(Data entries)
____
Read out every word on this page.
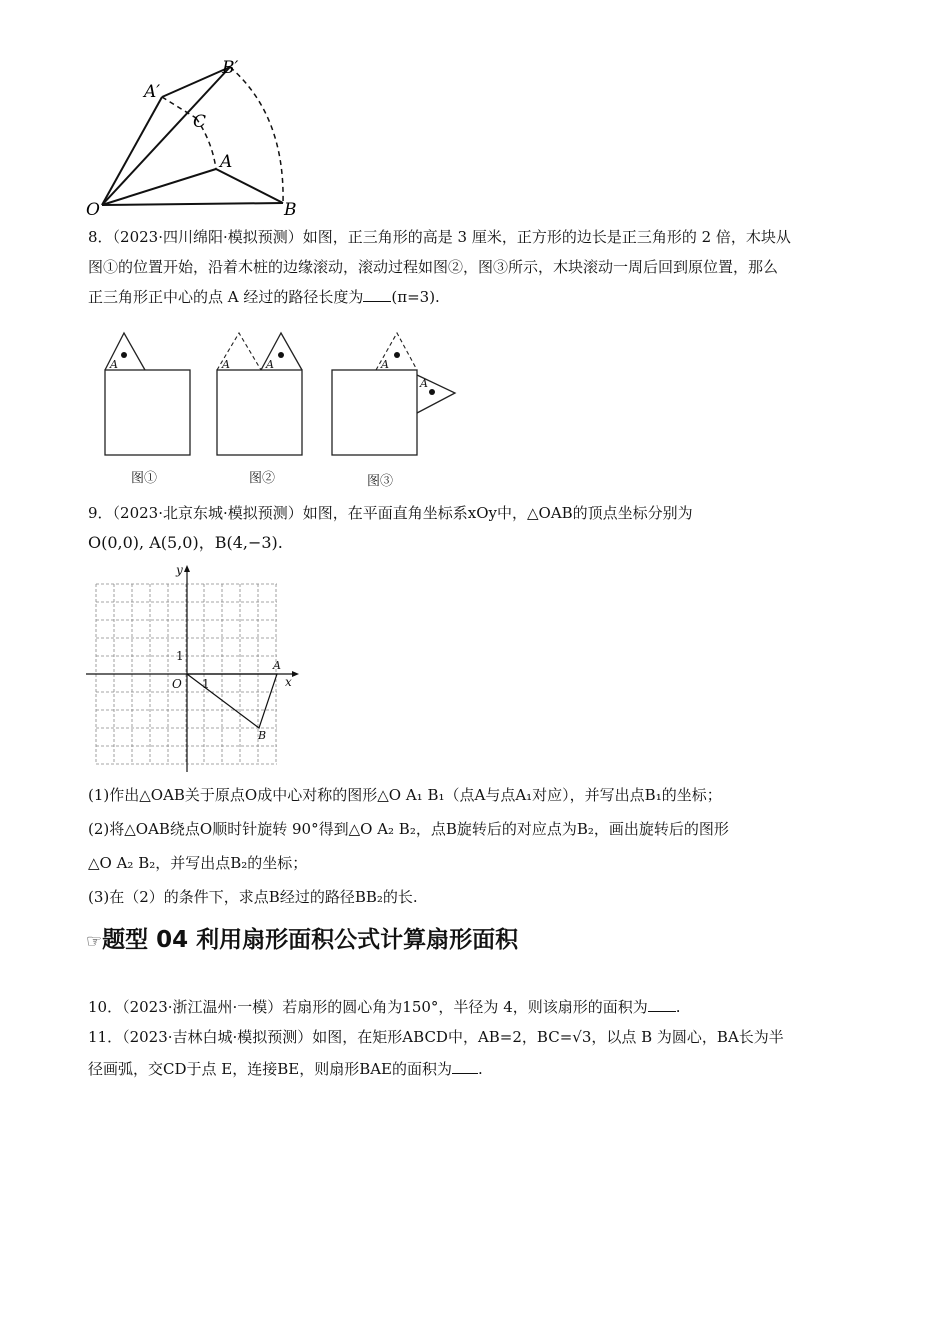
O	B
A
A′
B′
C
8．（2023·四川绵阳·模拟预测）如图，正三角形的高是 3 厘米，正方形的边长是正三角形的 2 倍，木块从
图①的位置开始，沿着木桩的边缘滚动，滚动过程如图②，图③所示，木块滚动一周后回到原位置，那么
正三角形正中心的点 A 经过的路径长度为 (π=3).
A	A	A	A
A
图①	图②	图③
9．（2023·北京东城·模拟预测）如图，在平面直角坐标系xOy中，△OAB的顶点坐标分别为
O(0,0), A(5,0)，B(4,−3).
y
x
O 1
1
A
B
(1)作出△OAB关于原点O成中心对称的图形△O A₁ B₁（点A与点A₁对应），并写出点B₁的坐标；
(2)将△OAB绕点O顺时针旋转 90°得到△O A₂ B₂，点B旋转后的对应点为B₂，画出旋转后的图形
△O A₂ B₂，并写出点B₂的坐标；
(3)在（2）的条件下，求点B经过的路径BB₂的长.
☞题型 04 利用扇形面积公式计算扇形面积
10．（2023·浙江温州·一模）若扇形的圆心角为150°，半径为 4，则该扇形的面积为 .
11．（2023·吉林白城·模拟预测）如图，在矩形ABCD中，AB=2，BC=√3，以点 B 为圆心，BA长为半
径画弧，交CD于点 E，连接BE，则扇形BAE的面积为 .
____
## GIVEN PROBLEM
Without including any pictures, please restate all the records exactly.

## COMPLETED EXERCISE
Read out every word on this page.
O	B
A
A′
B′
C
8．（2023·四川绵阳·模拟预测）如图，正三角形的高是 3 厘米，正方形的边长是正三角形的 2 倍，木块从
图①的位置开始，沿着木桩的边缘滚动，滚动过程如图②，图③所示，木块滚动一周后回到原位置，那么
正三角形正中心的点 A 经过的路径长度为 (π=3).
A	A	A	A
A
图①	图②	图③
9．（2023·北京东城·模拟预测）如图，在平面直角坐标系xOy中，△OAB的顶点坐标分别为
O(0,0), A(5,0)，B(4,−3).
y
x
O 1
1
A
B
(1)作出△OAB关于原点O成中心对称的图形△O A₁ B₁（点A与点A₁对应），并写出点B₁的坐标；
(2)将△OAB绕点O顺时针旋转 90°得到△O A₂ B₂，点B旋转后的对应点为B₂，画出旋转后的图形
△O A₂ B₂，并写出点B₂的坐标；
(3)在（2）的条件下，求点B经过的路径BB₂的长.
☞题型 04 利用扇形面积公式计算扇形面积
10．（2023·浙江温州·一模）若扇形的圆心角为150°，半径为 4，则该扇形的面积为 .
11．（2023·吉林白城·模拟预测）如图，在矩形ABCD中，AB=2，BC=√3，以点 B 为圆心，BA长为半
径画弧，交CD于点 E，连接BE，则扇形BAE的面积为 .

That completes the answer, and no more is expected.